**Goal:**
Copy out, from the entries below, each line holding the string "Yong".

**Exercise material:**
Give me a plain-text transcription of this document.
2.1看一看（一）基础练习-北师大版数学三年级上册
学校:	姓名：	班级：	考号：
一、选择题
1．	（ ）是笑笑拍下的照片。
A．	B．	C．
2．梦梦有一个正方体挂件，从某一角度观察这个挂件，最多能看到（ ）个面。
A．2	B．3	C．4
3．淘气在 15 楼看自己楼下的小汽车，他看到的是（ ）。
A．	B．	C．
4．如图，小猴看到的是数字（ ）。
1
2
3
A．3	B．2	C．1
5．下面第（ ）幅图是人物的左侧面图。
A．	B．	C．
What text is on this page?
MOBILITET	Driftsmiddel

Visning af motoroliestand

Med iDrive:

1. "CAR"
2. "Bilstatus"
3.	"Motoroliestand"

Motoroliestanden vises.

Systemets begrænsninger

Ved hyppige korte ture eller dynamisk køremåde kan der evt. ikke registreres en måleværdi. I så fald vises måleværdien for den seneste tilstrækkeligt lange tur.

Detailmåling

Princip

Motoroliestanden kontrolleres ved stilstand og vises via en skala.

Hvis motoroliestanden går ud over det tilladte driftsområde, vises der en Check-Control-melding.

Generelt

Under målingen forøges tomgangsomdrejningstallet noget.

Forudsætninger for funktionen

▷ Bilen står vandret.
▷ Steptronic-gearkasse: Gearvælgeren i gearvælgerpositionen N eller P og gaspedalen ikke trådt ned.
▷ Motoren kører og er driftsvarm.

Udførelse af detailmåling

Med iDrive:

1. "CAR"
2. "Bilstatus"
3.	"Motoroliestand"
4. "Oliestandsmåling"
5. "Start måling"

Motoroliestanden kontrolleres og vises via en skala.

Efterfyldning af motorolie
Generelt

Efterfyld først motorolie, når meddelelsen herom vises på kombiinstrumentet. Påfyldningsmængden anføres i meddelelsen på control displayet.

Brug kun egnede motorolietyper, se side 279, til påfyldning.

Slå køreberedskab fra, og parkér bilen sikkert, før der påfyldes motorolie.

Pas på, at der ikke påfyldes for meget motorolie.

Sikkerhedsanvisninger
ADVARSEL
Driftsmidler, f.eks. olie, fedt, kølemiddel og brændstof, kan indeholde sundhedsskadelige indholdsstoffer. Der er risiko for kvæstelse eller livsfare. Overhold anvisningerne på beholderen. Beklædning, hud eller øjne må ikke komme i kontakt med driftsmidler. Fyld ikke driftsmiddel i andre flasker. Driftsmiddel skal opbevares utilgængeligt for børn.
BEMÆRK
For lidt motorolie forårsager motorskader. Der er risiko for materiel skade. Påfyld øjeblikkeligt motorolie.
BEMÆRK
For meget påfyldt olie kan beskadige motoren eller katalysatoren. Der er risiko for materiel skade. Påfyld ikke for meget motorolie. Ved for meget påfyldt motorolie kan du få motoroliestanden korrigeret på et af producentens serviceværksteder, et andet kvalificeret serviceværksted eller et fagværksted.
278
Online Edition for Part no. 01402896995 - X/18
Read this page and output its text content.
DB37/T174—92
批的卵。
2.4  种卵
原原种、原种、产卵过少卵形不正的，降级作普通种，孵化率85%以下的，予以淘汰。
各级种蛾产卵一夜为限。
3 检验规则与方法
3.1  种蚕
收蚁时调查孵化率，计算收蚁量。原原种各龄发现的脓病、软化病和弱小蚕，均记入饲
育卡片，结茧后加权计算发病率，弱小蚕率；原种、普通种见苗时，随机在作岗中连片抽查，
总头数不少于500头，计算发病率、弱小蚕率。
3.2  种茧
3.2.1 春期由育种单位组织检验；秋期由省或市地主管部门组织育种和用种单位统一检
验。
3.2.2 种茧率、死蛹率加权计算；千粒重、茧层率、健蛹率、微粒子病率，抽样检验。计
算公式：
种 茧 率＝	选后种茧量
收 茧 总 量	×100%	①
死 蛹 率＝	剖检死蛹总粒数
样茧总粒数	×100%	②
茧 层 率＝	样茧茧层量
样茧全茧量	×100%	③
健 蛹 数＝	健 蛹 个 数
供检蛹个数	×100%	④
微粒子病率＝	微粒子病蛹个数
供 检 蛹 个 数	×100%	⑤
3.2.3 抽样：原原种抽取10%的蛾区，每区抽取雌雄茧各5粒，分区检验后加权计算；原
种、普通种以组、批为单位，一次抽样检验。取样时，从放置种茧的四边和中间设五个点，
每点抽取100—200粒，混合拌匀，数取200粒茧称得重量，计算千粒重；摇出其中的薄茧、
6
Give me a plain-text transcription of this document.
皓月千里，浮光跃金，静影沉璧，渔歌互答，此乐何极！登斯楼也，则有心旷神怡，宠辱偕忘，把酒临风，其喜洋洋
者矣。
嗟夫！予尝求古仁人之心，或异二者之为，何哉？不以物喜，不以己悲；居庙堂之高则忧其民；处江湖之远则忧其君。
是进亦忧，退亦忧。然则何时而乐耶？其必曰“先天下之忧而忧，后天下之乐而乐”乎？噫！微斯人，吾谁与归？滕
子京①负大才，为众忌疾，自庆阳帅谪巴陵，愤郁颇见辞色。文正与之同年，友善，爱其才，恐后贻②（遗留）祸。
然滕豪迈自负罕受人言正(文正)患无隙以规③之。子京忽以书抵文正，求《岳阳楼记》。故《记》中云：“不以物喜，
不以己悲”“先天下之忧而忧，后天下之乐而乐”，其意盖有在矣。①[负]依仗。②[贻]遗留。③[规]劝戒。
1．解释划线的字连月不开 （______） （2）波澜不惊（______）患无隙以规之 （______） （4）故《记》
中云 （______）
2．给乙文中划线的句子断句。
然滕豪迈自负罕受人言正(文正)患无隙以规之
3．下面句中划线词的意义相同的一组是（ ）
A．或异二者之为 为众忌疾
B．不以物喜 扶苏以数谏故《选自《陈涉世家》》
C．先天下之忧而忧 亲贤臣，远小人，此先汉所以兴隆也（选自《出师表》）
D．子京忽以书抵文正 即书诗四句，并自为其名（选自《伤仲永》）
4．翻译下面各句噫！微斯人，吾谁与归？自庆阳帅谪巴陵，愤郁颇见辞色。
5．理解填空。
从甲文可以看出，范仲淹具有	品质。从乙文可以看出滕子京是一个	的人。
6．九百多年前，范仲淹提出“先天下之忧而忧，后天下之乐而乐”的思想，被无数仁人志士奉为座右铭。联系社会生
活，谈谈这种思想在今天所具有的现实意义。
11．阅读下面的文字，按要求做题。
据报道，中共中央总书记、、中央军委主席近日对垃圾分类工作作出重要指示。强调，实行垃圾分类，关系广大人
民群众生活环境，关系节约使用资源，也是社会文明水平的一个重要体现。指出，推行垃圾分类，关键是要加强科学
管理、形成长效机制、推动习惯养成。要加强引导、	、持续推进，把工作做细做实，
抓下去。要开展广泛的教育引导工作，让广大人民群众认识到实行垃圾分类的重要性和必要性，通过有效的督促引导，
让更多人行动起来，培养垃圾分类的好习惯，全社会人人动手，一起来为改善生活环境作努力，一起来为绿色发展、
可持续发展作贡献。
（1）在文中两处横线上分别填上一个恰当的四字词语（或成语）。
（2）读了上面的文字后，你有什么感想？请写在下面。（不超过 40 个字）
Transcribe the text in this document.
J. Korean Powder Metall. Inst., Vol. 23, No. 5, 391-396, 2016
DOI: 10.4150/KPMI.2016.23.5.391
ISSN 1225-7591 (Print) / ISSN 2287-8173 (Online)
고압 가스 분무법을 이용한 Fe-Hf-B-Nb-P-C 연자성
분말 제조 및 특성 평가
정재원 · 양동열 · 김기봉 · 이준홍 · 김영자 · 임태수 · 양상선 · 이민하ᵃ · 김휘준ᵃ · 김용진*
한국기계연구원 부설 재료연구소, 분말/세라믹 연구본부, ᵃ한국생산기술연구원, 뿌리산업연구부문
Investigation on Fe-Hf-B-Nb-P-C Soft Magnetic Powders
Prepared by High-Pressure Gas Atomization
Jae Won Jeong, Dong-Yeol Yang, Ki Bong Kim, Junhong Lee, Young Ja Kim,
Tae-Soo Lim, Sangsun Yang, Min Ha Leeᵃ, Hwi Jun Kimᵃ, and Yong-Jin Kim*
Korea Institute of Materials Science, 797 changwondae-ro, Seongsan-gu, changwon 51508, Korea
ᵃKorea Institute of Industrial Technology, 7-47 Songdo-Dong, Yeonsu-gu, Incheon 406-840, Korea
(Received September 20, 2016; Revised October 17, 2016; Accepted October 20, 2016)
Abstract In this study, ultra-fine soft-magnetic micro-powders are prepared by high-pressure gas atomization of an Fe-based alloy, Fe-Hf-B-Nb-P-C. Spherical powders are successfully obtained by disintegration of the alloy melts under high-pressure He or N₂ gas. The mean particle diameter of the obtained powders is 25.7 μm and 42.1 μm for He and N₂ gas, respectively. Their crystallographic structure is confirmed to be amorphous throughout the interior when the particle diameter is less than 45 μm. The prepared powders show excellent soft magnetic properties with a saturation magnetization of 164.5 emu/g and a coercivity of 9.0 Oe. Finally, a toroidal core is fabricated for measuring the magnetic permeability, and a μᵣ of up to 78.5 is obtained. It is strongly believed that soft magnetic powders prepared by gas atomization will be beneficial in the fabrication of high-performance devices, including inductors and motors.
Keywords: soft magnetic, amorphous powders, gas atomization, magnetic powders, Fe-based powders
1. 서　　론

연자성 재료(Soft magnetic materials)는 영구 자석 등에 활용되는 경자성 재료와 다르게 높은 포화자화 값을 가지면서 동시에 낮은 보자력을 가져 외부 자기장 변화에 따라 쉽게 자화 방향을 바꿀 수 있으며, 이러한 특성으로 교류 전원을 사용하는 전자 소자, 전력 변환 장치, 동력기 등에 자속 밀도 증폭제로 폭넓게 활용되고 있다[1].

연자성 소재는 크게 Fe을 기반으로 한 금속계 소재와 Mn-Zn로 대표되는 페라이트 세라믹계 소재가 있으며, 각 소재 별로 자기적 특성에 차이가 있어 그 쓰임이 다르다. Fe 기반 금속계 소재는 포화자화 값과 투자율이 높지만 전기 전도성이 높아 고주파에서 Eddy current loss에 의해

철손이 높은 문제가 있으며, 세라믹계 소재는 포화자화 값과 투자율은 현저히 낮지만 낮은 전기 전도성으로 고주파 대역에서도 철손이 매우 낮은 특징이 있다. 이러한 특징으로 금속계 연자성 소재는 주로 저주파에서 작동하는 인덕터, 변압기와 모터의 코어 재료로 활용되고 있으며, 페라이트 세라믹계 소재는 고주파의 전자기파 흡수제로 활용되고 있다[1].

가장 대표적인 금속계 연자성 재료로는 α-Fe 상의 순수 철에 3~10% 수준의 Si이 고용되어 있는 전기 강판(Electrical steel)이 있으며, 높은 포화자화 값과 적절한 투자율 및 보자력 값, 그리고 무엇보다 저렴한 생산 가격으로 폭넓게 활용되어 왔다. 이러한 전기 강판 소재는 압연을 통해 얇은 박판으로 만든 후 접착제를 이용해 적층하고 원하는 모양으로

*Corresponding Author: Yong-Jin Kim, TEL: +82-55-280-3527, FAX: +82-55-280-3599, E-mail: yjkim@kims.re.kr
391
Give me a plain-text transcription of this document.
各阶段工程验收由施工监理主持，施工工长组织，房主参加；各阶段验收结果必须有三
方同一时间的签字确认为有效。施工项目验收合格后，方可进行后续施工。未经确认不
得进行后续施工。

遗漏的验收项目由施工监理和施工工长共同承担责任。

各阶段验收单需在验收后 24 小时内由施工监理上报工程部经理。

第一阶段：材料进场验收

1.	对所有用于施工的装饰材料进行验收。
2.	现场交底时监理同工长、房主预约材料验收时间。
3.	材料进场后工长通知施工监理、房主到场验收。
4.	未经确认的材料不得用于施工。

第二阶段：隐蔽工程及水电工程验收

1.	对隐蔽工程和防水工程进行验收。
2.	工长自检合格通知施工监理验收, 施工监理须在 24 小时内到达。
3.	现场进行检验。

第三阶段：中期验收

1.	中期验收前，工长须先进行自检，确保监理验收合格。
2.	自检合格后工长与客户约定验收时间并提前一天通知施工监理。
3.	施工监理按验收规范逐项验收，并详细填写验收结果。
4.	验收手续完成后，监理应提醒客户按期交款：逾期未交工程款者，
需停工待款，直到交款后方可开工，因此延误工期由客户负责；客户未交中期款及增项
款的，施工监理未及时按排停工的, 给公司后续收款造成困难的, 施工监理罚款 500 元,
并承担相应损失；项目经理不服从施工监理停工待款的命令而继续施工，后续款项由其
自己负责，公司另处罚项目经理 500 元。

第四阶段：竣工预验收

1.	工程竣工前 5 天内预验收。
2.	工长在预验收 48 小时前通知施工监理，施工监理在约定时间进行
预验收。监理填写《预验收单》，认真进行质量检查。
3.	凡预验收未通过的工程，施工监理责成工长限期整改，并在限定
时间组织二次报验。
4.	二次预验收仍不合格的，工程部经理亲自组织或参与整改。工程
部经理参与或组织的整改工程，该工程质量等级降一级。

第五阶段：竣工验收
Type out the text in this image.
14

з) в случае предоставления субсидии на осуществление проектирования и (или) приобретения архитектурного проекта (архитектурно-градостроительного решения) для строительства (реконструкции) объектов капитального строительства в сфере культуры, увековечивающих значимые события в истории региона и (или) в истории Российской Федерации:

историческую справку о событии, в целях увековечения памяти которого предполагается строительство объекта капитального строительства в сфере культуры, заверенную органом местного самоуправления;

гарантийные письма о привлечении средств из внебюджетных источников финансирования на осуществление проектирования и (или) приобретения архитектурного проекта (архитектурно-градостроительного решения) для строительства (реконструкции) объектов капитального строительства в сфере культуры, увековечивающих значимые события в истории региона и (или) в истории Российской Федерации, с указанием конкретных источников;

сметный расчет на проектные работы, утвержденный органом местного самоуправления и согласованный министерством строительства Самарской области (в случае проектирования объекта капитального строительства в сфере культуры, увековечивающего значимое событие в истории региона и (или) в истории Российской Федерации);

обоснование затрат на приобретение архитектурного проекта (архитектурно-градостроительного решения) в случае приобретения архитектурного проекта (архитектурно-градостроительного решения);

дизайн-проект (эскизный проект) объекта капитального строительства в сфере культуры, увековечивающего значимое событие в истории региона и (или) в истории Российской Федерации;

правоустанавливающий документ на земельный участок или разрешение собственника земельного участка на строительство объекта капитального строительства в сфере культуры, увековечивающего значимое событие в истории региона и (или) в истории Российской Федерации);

**Task output:**
Tae-Soo Lim, Sangsun Yang, Min Ha Leeᵃ, Hwi Jun Kimᵃ, and Yong-Jin Kim*
*Corresponding Author: Yong-Jin Kim, TEL: +82-55-280-3527, FAX: +82-55-280-3599, E-mail: yjkim@kims.re.kr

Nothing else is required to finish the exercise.